_YOUR INSTRUCTIONS_
Beneath this sentence is a set of records; write each of them out exactly.

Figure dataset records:
· · · ·

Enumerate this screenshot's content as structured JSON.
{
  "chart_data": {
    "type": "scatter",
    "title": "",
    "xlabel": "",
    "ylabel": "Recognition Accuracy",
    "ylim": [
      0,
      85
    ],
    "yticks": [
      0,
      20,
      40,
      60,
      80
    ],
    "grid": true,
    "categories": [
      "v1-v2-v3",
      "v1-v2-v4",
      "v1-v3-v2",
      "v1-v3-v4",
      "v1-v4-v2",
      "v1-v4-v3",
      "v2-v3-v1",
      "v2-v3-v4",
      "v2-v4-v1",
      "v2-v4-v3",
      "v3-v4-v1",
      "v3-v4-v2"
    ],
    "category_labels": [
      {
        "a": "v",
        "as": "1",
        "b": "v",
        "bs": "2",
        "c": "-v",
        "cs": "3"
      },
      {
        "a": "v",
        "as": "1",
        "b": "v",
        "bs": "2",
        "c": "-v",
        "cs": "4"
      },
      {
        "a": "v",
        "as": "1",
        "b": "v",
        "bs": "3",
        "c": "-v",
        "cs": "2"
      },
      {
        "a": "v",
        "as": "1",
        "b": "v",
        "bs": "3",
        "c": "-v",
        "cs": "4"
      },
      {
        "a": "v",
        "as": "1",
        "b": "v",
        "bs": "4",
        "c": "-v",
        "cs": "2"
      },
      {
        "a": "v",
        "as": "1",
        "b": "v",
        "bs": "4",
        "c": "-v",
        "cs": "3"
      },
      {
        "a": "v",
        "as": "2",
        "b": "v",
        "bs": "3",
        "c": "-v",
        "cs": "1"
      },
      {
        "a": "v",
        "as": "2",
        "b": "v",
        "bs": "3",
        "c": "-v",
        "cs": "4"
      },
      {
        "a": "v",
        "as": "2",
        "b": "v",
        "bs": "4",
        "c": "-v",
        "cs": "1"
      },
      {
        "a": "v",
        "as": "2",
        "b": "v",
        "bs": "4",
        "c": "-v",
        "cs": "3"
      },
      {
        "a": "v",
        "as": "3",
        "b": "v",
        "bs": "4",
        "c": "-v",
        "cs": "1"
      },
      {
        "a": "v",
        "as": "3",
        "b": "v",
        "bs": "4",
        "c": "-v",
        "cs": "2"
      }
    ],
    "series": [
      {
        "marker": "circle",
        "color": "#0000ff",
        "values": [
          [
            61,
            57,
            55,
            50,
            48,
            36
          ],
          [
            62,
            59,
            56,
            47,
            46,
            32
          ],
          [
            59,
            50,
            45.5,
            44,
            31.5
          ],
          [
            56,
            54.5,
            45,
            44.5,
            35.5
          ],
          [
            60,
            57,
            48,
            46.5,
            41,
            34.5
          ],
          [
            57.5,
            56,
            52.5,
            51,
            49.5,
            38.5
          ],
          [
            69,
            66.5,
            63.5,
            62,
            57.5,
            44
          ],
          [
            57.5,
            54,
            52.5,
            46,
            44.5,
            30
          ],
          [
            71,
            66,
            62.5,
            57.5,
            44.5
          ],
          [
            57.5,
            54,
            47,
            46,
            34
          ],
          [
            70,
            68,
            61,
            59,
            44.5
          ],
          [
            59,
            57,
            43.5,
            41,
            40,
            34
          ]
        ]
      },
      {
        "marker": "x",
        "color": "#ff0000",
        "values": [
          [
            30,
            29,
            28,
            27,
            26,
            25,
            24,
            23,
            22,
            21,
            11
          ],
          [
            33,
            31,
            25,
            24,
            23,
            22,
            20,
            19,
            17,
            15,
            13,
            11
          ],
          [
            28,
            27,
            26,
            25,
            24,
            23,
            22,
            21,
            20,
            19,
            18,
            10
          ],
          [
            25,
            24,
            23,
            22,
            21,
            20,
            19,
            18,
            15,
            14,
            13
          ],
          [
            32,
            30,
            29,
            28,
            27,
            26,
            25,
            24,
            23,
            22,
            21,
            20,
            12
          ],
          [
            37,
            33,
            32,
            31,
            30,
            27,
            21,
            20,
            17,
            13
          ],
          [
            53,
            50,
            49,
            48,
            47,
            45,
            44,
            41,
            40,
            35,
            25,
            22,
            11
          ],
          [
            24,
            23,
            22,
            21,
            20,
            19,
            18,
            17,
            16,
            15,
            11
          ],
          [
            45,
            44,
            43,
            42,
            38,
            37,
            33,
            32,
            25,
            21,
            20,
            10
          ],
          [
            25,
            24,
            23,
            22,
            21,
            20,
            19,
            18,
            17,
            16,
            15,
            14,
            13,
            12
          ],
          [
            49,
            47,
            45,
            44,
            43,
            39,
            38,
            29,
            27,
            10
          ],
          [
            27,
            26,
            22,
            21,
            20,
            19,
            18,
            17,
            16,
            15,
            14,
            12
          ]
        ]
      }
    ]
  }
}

· · · ·

_SOLUTION TO THE PROBLEM_
Enumerate this screenshot's content as structured JSON.
{
  "chart_data": {
    "type": "scatter",
    "title": "",
    "xlabel": "",
    "ylabel": "Recognition Accuracy",
    "ylim": [
      0,
      85
    ],
    "yticks": [
      0,
      20,
      40,
      60,
      80
    ],
    "grid": true,
    "categories": [
      "v1-v2-v3",
      "v1-v2-v4",
      "v1-v3-v2",
      "v1-v3-v4",
      "v1-v4-v2",
      "v1-v4-v3",
      "v2-v3-v1",
      "v2-v3-v4",
      "v2-v4-v1",
      "v2-v4-v3",
      "v3-v4-v1",
      "v3-v4-v2"
    ],
    "category_labels": [
      {
        "a": "v",
        "as": "1",
        "b": "v",
        "bs": "2",
        "c": "-v",
        "cs": "3"
      },
      {
        "a": "v",
        "as": "1",
        "b": "v",
        "bs": "2",
        "c": "-v",
        "cs": "4"
      },
      {
        "a": "v",
        "as": "1",
        "b": "v",
        "bs": "3",
        "c": "-v",
        "cs": "2"
      },
      {
        "a": "v",
        "as": "1",
        "b": "v",
        "bs": "3",
        "c": "-v",
        "cs": "4"
      },
      {
        "a": "v",
        "as": "1",
        "b": "v",
        "bs": "4",
        "c": "-v",
        "cs": "2"
      },
      {
        "a": "v",
        "as": "1",
        "b": "v",
        "bs": "4",
        "c": "-v",
        "cs": "3"
      },
      {
        "a": "v",
        "as": "2",
        "b": "v",
        "bs": "3",
        "c": "-v",
        "cs": "1"
      },
      {
        "a": "v",
        "as": "2",
        "b": "v",
        "bs": "3",
        "c": "-v",
        "cs": "4"
      },
      {
        "a": "v",
        "as": "2",
        "b": "v",
        "bs": "4",
        "c": "-v",
        "cs": "1"
      },
      {
        "a": "v",
        "as": "2",
        "b": "v",
        "bs": "4",
        "c": "-v",
        "cs": "3"
      },
      {
        "a": "v",
        "as": "3",
        "b": "v",
        "bs": "4",
        "c": "-v",
        "cs": "1"
      },
      {
        "a": "v",
        "as": "3",
        "b": "v",
        "bs": "4",
        "c": "-v",
        "cs": "2"
      }
    ],
    "series": [
      {
        "marker": "circle",
        "color": "#0000ff",
        "values": [
          [
            61,
            57,
            55,
            50,
            48,
            36
          ],
          [
            62,
            59,
            56,
            47,
            46,
            32
          ],
          [
            59,
            50,
            45.5,
            44,
            31.5
          ],
          [
            56,
            54.5,
            45,
            44.5,
            35.5
          ],
          [
            60,
            57,
            48,
            46.5,
            41,
            34.5
          ],
          [
            57.5,
            56,
            52.5,
            51,
            49.5,
            38.5
          ],
          [
            69,
            66.5,
            63.5,
            62,
            57.5,
            44
          ],
          [
            57.5,
            54,
            52.5,
            46,
            44.5,
            30
          ],
          [
            71,
            66,
            62.5,
            57.5,
            44.5
          ],
          [
            57.5,
            54,
            47,
            46,
            34
          ],
          [
            70,
            68,
            61,
            59,
            44.5
          ],
          [
            59,
            57,
            43.5,
            41,
            40,
            34
          ]
        ]
      },
      {
        "marker": "x",
        "color": "#ff0000",
        "values": [
          [
            30,
            29,
            28,
            27,
            26,
            25,
            24,
            23,
            22,
            21,
            11
          ],
          [
            33,
            31,
            25,
            24,
            23,
            22,
            20,
            19,
            17,
            15,
            13,
            11
          ],
          [
            28,
            27,
            26,
            25,
            24,
            23,
            22,
            21,
            20,
            19,
            18,
            10
          ],
          [
            25,
            24,
            23,
            22,
            21,
            20,
            19,
            18,
            15,
            14,
            13
          ],
          [
            32,
            30,
            29,
            28,
            27,
            26,
            25,
            24,
            23,
            22,
            21,
            20,
            12
          ],
          [
            37,
            33,
            32,
            31,
            30,
            27,
            21,
            20,
            17,
            13
          ],
          [
            53,
            50,
            49,
            48,
            47,
            45,
            44,
            41,
            40,
            35,
            25,
            22,
            11
          ],
          [
            24,
            23,
            22,
            21,
            20,
            19,
            18,
            17,
            16,
            15,
            11
          ],
          [
            45,
            44,
            43,
            42,
            38,
            37,
            33,
            32,
            25,
            21,
            20,
            10
          ],
          [
            25,
            24,
            23,
            22,
            21,
            20,
            19,
            18,
            17,
            16,
            15,
            14,
            13,
            12
          ],
          [
            49,
            47,
            45,
            44,
            43,
            39,
            38,
            29,
            27,
            10
          ],
          [
            27,
            26,
            22,
            21,
            20,
            19,
            18,
            17,
            16,
            15,
            14,
            12
          ]
        ]
      }
    ]
  }
}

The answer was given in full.